_PROMPT_. How many lines in the listing below include the word "Heizung"? Answer with the number and nothing else.

-- BEGIN PROVIDED RECORDS --

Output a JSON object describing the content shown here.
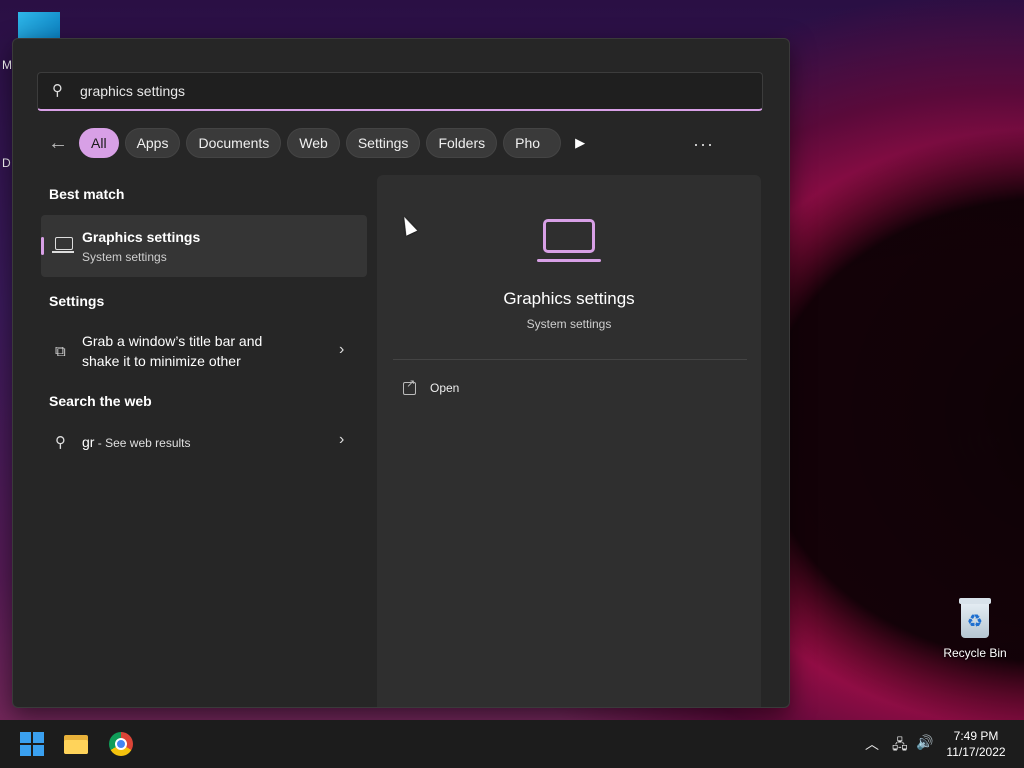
{
  "desktop": {
    "fragments": [
      "M",
      "D"
    ],
    "recycle_bin_label": "Recycle Bin"
  },
  "search": {
    "query": "graphics settings"
  },
  "filters": [
    "All",
    "Apps",
    "Documents",
    "Web",
    "Settings",
    "Folders",
    "Pho"
  ],
  "left": {
    "best_match_heading": "Best match",
    "best_match": {
      "title": "Graphics settings",
      "subtitle": "System settings"
    },
    "settings_heading": "Settings",
    "settings_item": {
      "line1": "Grab a window’s title bar and",
      "line2": "shake it to minimize other"
    },
    "web_heading": "Search the web",
    "web_item": {
      "query": "gr",
      "suffix": " - See web results"
    }
  },
  "preview": {
    "title": "Graphics settings",
    "subtitle": "System settings",
    "action_open": "Open"
  },
  "taskbar": {
    "time": "7:49 PM",
    "date": "11/17/2022"
  },
  "colors": {
    "accent": "#d8a0e6",
    "panel": "#262626"
  }
}
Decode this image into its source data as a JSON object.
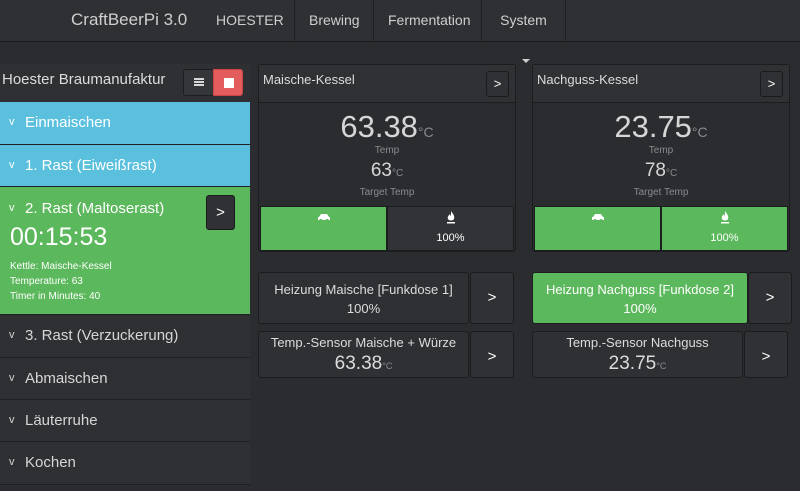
{
  "navbar": {
    "brand": "CraftBeerPi 3.0",
    "items": [
      "HOESTER",
      "Brewing",
      "Fermentation",
      "System"
    ]
  },
  "steps_panel": {
    "title": "Hoester Braumanufaktur",
    "list_icon": "list-icon",
    "stop_icon": "stop-icon",
    "steps": [
      {
        "label": "Einmaischen",
        "state": "done"
      },
      {
        "label": "1. Rast (Eiweißrast)",
        "state": "done"
      },
      {
        "label": "2. Rast (Maltoserast)",
        "state": "active",
        "timer": "00:15:53",
        "props": [
          "Kettle: Maische-Kessel",
          "Temperature: 63",
          "Timer in Minutes: 40"
        ],
        "next": ">"
      },
      {
        "label": "3. Rast (Verzuckerung)",
        "state": "pending"
      },
      {
        "label": "Abmaischen",
        "state": "pending"
      },
      {
        "label": "Läuterruhe",
        "state": "pending"
      },
      {
        "label": "Kochen",
        "state": "pending"
      }
    ],
    "chevron": "v"
  },
  "kettles": [
    {
      "name": "Maische-Kessel",
      "temp": "63.38",
      "unit": "°C",
      "temp_label": "Temp",
      "target": "63",
      "target_unit": "°C",
      "target_label": "Target Temp",
      "agitator_icon": "car-icon",
      "heater_icon": "flame-icon",
      "heater_power": "100%",
      "btn": ">"
    },
    {
      "name": "Nachguss-Kessel",
      "temp": "23.75",
      "unit": "°C",
      "temp_label": "Temp",
      "target": "78",
      "target_unit": "°C",
      "target_label": "Target Temp",
      "agitator_icon": "car-icon",
      "heater_icon": "flame-icon",
      "heater_power": "100%",
      "btn": ">"
    }
  ],
  "actors": [
    {
      "name": "Heizung Maische [Funkdose 1]",
      "power": "100%",
      "state": "off"
    },
    {
      "name": "Heizung Nachguss [Funkdose 2]",
      "power": "100%",
      "state": "on"
    }
  ],
  "sensors": [
    {
      "name": "Temp.-Sensor Maische + Würze",
      "value": "63.38",
      "unit": "°C"
    },
    {
      "name": "Temp.-Sensor Nachguss",
      "value": "23.75",
      "unit": "°C"
    }
  ],
  "chevron_right": ">",
  "colors": {
    "done": "#5bc0de",
    "active": "#5cb85c",
    "stop": "#e35d5d",
    "background": "#2b2c2f"
  }
}
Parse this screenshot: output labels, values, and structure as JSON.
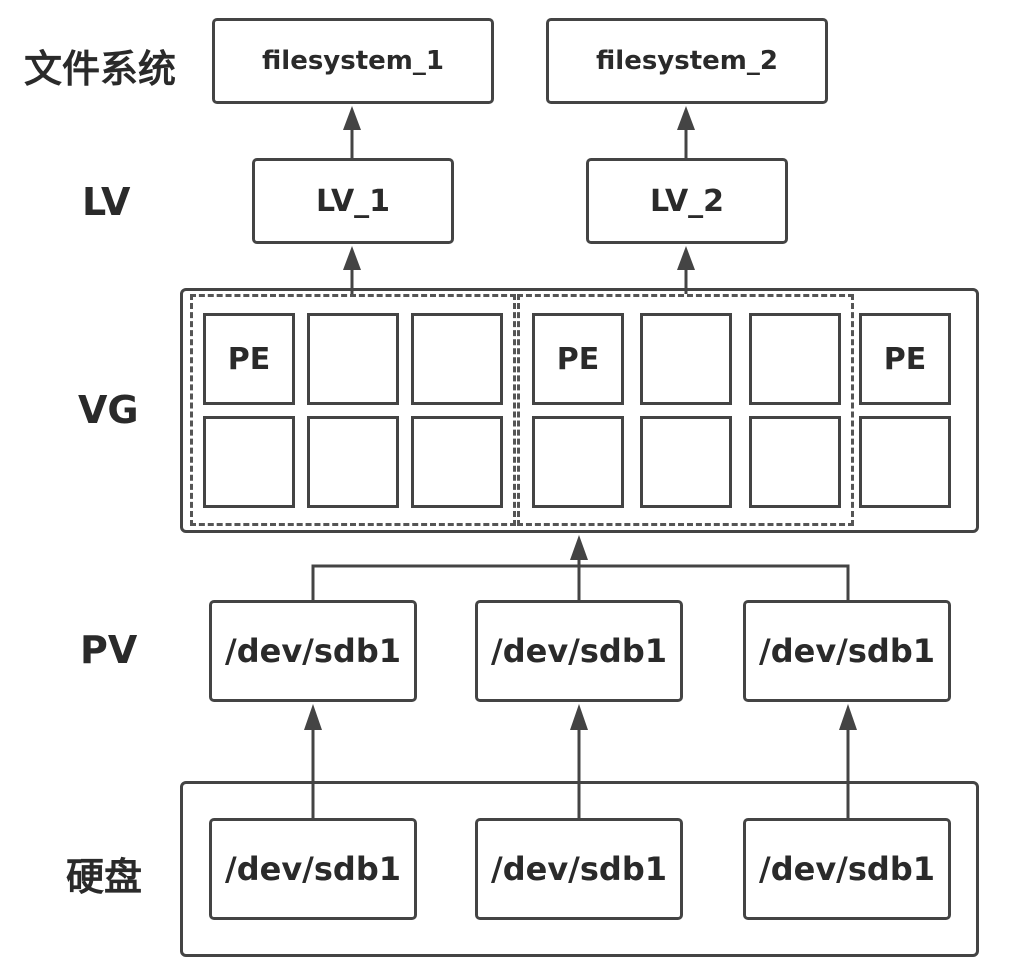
{
  "rows": {
    "filesystem": "文件系统",
    "lv": "LV",
    "vg": "VG",
    "pv": "PV",
    "disk": "硬盘"
  },
  "filesystems": [
    "filesystem_1",
    "filesystem_2"
  ],
  "lvs": [
    "LV_1",
    "LV_2"
  ],
  "pe_label": "PE",
  "pvs": [
    "/dev/sdb1",
    "/dev/sdb1",
    "/dev/sdb1"
  ],
  "disks": [
    "/dev/sdb1",
    "/dev/sdb1",
    "/dev/sdb1"
  ]
}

-- END PROVIDED RECORDS --

_RESULT OF THIS TASK_. 2